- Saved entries
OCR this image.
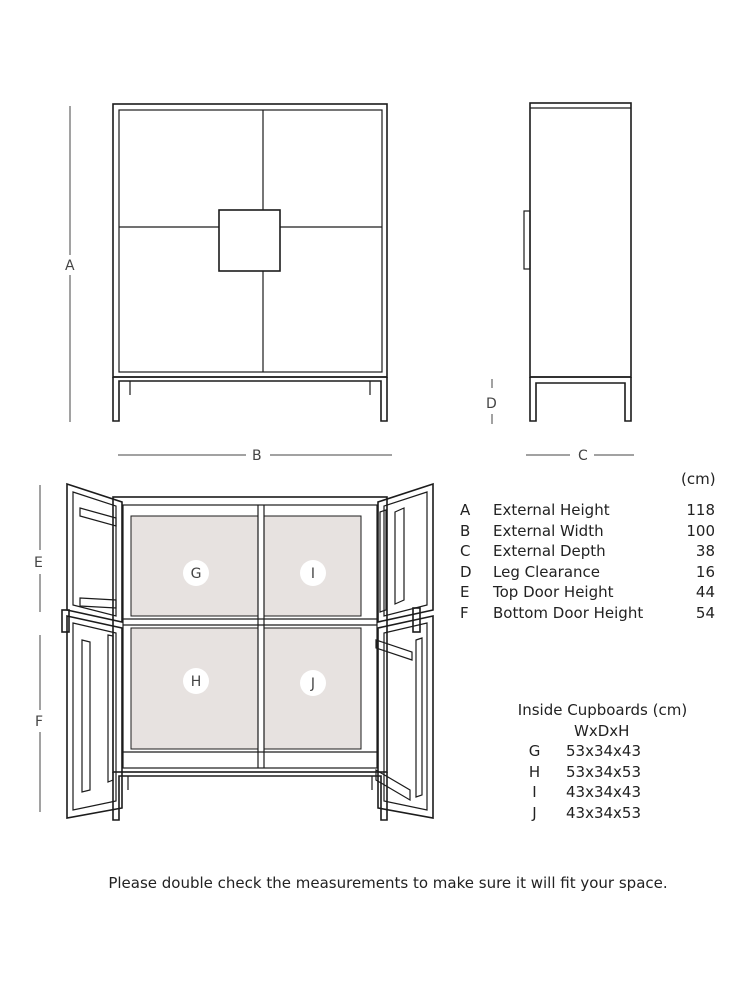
A
B	C
D
E
F
G	I
H	J
(cm)
A	External Height	118
B	External Width	100
C	External Depth	38
D	Leg Clearance	16
E	Top Door Height	44
F	Bottom Door Height	54
Inside Cupboards (cm)
WxDxH
G	53x34x43
H	53x34x53
I	43x34x43
J	43x34x53
Please double check the measurements to make sure it will fit your space.
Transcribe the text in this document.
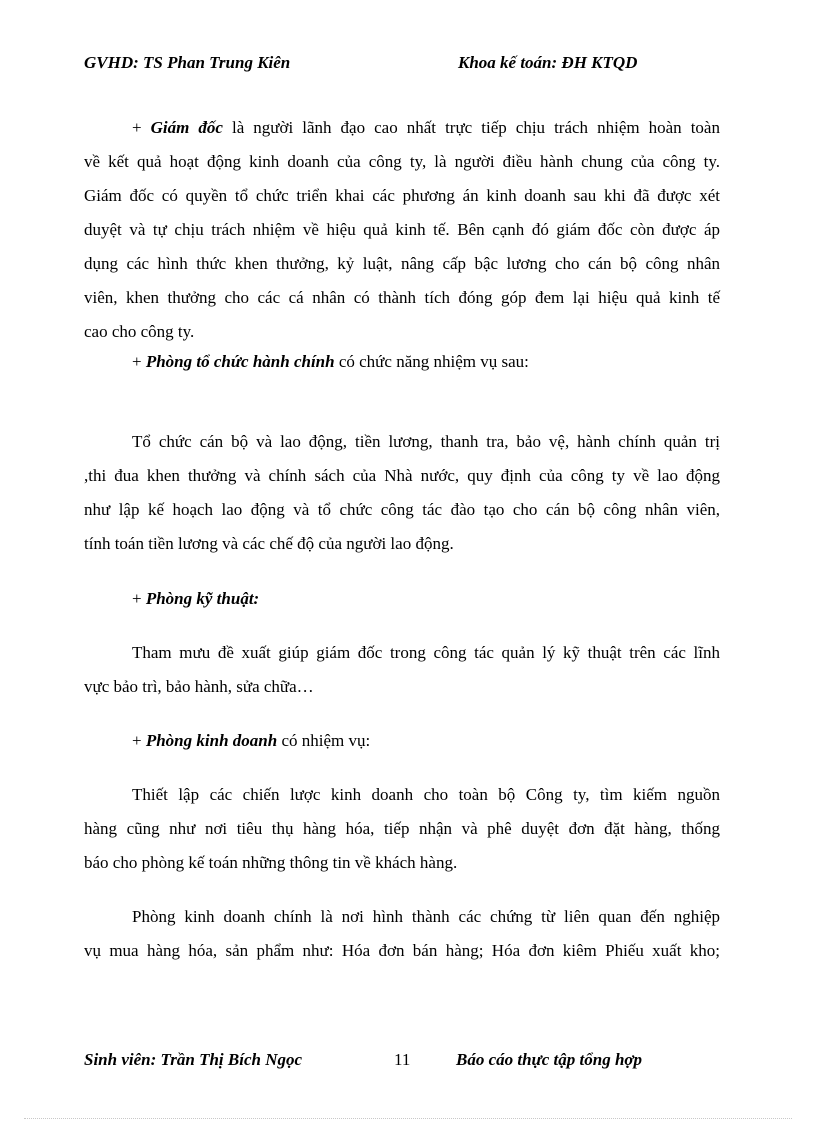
GVHD: TS Phan Trung Kiên	Khoa kế toán: ĐH KTQD
+ Giám đốc là người lãnh đạo cao nhất trực tiếp chịu trách nhiệm hoàn toàn
về kết quả hoạt động kinh doanh của công ty, là người điều hành chung của công ty.
Giám đốc có quyền tổ chức triển khai các phương án kinh doanh sau khi đã được xét
duyệt và tự chịu trách nhiệm về hiệu quả kinh tế. Bên cạnh đó giám đốc còn được áp
dụng các hình thức khen thưởng, kỷ luật, nâng cấp bậc lương cho cán bộ công nhân
viên, khen thưởng cho các cá nhân có thành tích đóng góp đem lại hiệu quả kinh tế
cao cho công ty.
+ Phòng tổ chức hành chính có chức năng nhiệm vụ sau:
Tổ chức cán bộ và lao động, tiền lương, thanh tra, bảo vệ, hành chính quản trị
,thi đua khen thưởng và chính sách của Nhà nước, quy định của công ty về lao động
như lập kế hoạch lao động và tổ chức công tác đào tạo cho cán bộ công nhân viên,
tính toán tiền lương và các chế độ của người lao động.
+ Phòng kỹ thuật:
Tham mưu đề xuất giúp giám đốc trong công tác quản lý kỹ thuật trên các lĩnh
vực bảo trì, bảo hành, sửa chữa…
+ Phòng kinh doanh có nhiệm vụ:
Thiết lập các chiến lược kinh doanh cho toàn bộ Công ty, tìm kiếm nguồn
hàng cũng như nơi tiêu thụ hàng hóa, tiếp nhận và phê duyệt đơn đặt hàng, thống
báo cho phòng kế toán những thông tin về khách hàng.
Phòng kinh doanh chính là nơi hình thành các chứng từ liên quan đến nghiệp
vụ mua hàng hóa, sản phẩm như: Hóa đơn bán hàng; Hóa đơn kiêm Phiếu xuất kho;
Sinh viên: Trần Thị Bích Ngọc	11	Báo cáo thực tập tổng hợp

- What this task involves
Set out every line from the material that contains the string "tiếp".

- Response below
+ Giám đốc là người lãnh đạo cao nhất trực tiếp chịu trách nhiệm hoàn toàn
hàng cũng như nơi tiêu thụ hàng hóa, tiếp nhận và phê duyệt đơn đặt hàng, thống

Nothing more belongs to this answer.